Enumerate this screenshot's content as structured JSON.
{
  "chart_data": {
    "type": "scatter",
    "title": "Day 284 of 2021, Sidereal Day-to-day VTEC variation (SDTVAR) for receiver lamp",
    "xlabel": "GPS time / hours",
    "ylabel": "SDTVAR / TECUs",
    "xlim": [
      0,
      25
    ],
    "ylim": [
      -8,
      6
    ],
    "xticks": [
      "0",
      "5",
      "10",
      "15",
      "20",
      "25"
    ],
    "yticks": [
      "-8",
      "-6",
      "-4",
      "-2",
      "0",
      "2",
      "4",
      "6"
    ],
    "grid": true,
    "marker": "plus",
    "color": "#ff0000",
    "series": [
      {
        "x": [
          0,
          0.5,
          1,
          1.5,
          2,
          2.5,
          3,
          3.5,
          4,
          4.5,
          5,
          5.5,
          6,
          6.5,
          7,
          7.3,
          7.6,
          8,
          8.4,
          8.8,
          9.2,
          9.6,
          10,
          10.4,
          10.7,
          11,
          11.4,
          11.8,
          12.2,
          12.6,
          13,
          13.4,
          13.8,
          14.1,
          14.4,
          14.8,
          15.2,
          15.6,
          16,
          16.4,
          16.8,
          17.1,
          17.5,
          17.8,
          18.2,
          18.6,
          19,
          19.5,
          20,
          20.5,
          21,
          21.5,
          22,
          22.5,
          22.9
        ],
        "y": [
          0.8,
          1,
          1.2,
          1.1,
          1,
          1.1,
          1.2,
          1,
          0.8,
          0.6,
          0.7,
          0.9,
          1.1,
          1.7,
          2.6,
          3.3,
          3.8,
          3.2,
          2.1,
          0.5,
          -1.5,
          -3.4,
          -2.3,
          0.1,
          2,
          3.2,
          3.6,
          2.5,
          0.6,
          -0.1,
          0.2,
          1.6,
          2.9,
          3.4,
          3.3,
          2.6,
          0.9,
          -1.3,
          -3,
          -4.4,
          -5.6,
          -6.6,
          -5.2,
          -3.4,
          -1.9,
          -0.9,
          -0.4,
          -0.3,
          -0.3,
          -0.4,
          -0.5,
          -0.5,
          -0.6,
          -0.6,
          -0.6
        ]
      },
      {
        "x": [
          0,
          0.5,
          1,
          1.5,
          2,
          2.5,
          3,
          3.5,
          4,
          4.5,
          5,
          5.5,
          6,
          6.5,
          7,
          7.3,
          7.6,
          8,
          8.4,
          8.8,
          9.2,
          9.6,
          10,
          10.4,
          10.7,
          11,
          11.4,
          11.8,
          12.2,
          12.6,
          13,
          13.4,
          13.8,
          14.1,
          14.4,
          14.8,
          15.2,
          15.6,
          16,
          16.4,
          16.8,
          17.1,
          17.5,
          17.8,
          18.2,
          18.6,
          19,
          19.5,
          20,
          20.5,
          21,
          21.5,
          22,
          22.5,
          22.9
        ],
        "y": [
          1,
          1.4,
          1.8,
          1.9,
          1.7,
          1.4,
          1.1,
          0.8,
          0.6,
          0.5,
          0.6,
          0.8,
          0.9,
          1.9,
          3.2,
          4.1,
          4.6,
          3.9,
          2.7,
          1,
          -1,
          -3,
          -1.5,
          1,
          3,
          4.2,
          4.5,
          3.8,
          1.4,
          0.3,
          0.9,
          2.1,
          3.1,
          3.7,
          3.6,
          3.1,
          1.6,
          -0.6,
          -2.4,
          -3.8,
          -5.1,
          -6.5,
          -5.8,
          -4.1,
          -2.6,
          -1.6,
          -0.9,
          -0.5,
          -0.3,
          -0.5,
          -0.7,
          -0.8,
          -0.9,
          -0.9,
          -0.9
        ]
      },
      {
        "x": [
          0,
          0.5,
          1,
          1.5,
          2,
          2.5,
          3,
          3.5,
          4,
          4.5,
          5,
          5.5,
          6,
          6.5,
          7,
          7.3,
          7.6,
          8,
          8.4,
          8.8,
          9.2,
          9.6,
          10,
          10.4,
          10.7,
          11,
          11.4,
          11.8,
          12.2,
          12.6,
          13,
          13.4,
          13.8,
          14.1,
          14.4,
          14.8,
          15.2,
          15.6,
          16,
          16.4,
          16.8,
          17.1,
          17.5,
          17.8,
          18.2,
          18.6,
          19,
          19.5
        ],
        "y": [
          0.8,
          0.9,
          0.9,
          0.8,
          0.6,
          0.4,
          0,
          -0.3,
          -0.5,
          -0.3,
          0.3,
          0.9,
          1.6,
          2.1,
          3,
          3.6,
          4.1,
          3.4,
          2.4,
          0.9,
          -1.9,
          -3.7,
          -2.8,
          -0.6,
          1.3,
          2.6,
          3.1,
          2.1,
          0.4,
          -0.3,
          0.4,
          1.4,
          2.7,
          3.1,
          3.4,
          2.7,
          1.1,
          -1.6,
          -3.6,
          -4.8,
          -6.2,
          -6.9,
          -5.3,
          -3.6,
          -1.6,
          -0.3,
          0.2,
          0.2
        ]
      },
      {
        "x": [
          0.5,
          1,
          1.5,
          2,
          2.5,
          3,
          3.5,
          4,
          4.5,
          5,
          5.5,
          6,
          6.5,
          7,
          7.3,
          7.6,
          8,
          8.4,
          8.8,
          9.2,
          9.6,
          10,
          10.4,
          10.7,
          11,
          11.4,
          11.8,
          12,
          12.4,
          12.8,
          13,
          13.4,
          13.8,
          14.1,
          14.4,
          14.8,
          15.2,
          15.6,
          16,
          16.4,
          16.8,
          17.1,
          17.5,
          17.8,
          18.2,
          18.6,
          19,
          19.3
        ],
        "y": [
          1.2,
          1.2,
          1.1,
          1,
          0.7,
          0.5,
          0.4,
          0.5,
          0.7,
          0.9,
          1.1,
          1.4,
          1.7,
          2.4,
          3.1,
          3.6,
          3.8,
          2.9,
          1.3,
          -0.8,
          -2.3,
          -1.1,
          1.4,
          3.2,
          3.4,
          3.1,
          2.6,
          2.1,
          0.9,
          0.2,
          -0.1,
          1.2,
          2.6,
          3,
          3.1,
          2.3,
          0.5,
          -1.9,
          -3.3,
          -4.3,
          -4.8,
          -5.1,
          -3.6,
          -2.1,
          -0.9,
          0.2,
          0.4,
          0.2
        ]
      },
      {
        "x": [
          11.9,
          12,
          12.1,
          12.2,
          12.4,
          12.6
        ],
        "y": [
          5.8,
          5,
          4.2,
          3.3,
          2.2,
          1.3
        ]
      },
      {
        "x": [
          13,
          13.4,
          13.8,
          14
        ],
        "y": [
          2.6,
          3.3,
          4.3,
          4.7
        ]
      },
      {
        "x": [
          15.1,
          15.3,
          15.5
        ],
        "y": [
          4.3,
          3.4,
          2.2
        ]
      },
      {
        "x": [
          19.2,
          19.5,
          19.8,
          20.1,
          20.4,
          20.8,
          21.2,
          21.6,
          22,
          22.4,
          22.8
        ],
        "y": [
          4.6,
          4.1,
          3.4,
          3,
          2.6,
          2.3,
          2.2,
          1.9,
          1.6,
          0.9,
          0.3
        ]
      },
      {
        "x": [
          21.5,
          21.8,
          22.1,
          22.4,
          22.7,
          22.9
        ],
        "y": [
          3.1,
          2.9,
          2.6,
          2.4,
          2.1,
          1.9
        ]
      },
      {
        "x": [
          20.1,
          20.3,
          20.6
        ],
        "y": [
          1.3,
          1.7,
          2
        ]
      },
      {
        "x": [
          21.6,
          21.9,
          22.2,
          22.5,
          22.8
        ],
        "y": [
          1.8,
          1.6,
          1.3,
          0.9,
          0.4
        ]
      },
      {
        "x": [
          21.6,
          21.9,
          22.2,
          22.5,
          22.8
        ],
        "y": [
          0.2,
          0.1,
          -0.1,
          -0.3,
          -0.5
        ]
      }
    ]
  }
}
::::::::::
_STATED PROBLEM_
Copy every line that includes the string "SDTVAR" from the material above.

_COMPLETE ANSWER_
    "title": "Day 284 of 2021, Sidereal Day-to-day VTEC variation (SDTVAR) for receiver lamp",
    "ylabel": "SDTVAR / TECUs",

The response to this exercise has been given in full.